Aim of the exercise: All of the material below is to be returned exactly.

· · · ·

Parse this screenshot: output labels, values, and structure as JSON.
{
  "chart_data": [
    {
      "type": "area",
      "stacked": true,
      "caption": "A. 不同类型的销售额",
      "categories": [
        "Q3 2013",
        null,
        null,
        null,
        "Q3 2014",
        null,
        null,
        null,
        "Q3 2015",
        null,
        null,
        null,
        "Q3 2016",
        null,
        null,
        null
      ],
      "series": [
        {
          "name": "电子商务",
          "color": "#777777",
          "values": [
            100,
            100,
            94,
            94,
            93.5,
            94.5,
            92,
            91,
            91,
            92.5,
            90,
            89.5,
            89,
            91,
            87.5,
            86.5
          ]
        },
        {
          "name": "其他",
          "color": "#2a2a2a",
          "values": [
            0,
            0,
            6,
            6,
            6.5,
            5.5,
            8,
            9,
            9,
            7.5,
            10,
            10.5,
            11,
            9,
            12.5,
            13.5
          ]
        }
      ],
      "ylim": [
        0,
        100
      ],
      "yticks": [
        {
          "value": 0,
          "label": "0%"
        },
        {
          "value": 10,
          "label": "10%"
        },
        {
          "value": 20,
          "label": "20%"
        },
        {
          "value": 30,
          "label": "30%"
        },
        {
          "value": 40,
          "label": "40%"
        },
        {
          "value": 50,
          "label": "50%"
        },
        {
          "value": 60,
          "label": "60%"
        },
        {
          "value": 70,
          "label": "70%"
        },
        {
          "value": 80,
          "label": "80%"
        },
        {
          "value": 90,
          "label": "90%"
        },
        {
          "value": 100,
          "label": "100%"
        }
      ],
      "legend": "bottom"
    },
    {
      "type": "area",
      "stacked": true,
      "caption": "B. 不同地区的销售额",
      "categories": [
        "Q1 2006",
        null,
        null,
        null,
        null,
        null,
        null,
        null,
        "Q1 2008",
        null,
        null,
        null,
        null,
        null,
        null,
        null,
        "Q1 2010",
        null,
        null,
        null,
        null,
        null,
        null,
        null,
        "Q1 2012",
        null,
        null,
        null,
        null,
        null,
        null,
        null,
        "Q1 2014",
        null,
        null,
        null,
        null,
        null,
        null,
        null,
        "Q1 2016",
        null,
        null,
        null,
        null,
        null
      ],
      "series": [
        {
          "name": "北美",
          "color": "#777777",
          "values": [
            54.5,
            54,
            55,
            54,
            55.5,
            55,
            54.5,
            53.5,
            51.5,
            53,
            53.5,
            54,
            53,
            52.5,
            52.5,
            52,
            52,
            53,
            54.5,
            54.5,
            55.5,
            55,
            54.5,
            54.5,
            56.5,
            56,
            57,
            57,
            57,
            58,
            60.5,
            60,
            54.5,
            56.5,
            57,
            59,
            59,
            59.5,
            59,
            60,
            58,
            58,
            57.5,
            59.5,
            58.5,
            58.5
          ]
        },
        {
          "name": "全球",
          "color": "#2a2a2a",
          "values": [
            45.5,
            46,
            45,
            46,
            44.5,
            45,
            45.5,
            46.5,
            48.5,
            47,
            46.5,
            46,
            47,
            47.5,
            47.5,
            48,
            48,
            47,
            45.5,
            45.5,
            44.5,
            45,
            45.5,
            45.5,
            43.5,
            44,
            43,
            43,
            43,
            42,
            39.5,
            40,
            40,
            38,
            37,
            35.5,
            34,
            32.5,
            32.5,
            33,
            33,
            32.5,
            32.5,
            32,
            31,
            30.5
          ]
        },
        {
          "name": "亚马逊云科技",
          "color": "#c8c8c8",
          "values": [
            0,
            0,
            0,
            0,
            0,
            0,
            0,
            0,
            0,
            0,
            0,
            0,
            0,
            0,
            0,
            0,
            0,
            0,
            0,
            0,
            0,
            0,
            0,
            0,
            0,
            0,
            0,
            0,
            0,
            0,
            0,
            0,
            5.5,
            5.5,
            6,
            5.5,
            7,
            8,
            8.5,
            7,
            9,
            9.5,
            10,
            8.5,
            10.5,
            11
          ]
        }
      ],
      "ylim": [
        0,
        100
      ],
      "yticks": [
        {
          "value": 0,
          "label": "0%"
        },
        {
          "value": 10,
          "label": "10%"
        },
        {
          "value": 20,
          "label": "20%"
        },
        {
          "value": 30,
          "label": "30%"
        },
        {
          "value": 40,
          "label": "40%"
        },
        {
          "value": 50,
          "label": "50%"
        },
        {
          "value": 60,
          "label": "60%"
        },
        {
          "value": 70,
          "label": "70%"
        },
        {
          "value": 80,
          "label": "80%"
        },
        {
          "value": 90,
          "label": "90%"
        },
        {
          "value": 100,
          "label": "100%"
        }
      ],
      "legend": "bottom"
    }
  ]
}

· · · ·

Correct result:
Parse this screenshot: output labels, values, and structure as JSON.
{
  "chart_data": [
    {
      "type": "area",
      "stacked": true,
      "caption": "A. 不同类型的销售额",
      "categories": [
        "Q3 2013",
        null,
        null,
        null,
        "Q3 2014",
        null,
        null,
        null,
        "Q3 2015",
        null,
        null,
        null,
        "Q3 2016",
        null,
        null,
        null
      ],
      "series": [
        {
          "name": "电子商务",
          "color": "#777777",
          "values": [
            100,
            100,
            94,
            94,
            93.5,
            94.5,
            92,
            91,
            91,
            92.5,
            90,
            89.5,
            89,
            91,
            87.5,
            86.5
          ]
        },
        {
          "name": "其他",
          "color": "#2a2a2a",
          "values": [
            0,
            0,
            6,
            6,
            6.5,
            5.5,
            8,
            9,
            9,
            7.5,
            10,
            10.5,
            11,
            9,
            12.5,
            13.5
          ]
        }
      ],
      "ylim": [
        0,
        100
      ],
      "yticks": [
        {
          "value": 0,
          "label": "0%"
        },
        {
          "value": 10,
          "label": "10%"
        },
        {
          "value": 20,
          "label": "20%"
        },
        {
          "value": 30,
          "label": "30%"
        },
        {
          "value": 40,
          "label": "40%"
        },
        {
          "value": 50,
          "label": "50%"
        },
        {
          "value": 60,
          "label": "60%"
        },
        {
          "value": 70,
          "label": "70%"
        },
        {
          "value": 80,
          "label": "80%"
        },
        {
          "value": 90,
          "label": "90%"
        },
        {
          "value": 100,
          "label": "100%"
        }
      ],
      "legend": "bottom"
    },
    {
      "type": "area",
      "stacked": true,
      "caption": "B. 不同地区的销售额",
      "categories": [
        "Q1 2006",
        null,
        null,
        null,
        null,
        null,
        null,
        null,
        "Q1 2008",
        null,
        null,
        null,
        null,
        null,
        null,
        null,
        "Q1 2010",
        null,
        null,
        null,
        null,
        null,
        null,
        null,
        "Q1 2012",
        null,
        null,
        null,
        null,
        null,
        null,
        null,
        "Q1 2014",
        null,
        null,
        null,
        null,
        null,
        null,
        null,
        "Q1 2016",
        null,
        null,
        null,
        null,
        null
      ],
      "series": [
        {
          "name": "北美",
          "color": "#777777",
          "values": [
            54.5,
            54,
            55,
            54,
            55.5,
            55,
            54.5,
            53.5,
            51.5,
            53,
            53.5,
            54,
            53,
            52.5,
            52.5,
            52,
            52,
            53,
            54.5,
            54.5,
            55.5,
            55,
            54.5,
            54.5,
            56.5,
            56,
            57,
            57,
            57,
            58,
            60.5,
            60,
            54.5,
            56.5,
            57,
            59,
            59,
            59.5,
            59,
            60,
            58,
            58,
            57.5,
            59.5,
            58.5,
            58.5
          ]
        },
        {
          "name": "全球",
          "color": "#2a2a2a",
          "values": [
            45.5,
            46,
            45,
            46,
            44.5,
            45,
            45.5,
            46.5,
            48.5,
            47,
            46.5,
            46,
            47,
            47.5,
            47.5,
            48,
            48,
            47,
            45.5,
            45.5,
            44.5,
            45,
            45.5,
            45.5,
            43.5,
            44,
            43,
            43,
            43,
            42,
            39.5,
            40,
            40,
            38,
            37,
            35.5,
            34,
            32.5,
            32.5,
            33,
            33,
            32.5,
            32.5,
            32,
            31,
            30.5
          ]
        },
        {
          "name": "亚马逊云科技",
          "color": "#c8c8c8",
          "values": [
            0,
            0,
            0,
            0,
            0,
            0,
            0,
            0,
            0,
            0,
            0,
            0,
            0,
            0,
            0,
            0,
            0,
            0,
            0,
            0,
            0,
            0,
            0,
            0,
            0,
            0,
            0,
            0,
            0,
            0,
            0,
            0,
            5.5,
            5.5,
            6,
            5.5,
            7,
            8,
            8.5,
            7,
            9,
            9.5,
            10,
            8.5,
            10.5,
            11
          ]
        }
      ],
      "ylim": [
        0,
        100
      ],
      "yticks": [
        {
          "value": 0,
          "label": "0%"
        },
        {
          "value": 10,
          "label": "10%"
        },
        {
          "value": 20,
          "label": "20%"
        },
        {
          "value": 30,
          "label": "30%"
        },
        {
          "value": 40,
          "label": "40%"
        },
        {
          "value": 50,
          "label": "50%"
        },
        {
          "value": 60,
          "label": "60%"
        },
        {
          "value": 70,
          "label": "70%"
        },
        {
          "value": 80,
          "label": "80%"
        },
        {
          "value": 90,
          "label": "90%"
        },
        {
          "value": 100,
          "label": "100%"
        }
      ],
      "legend": "bottom"
    }
  ]
}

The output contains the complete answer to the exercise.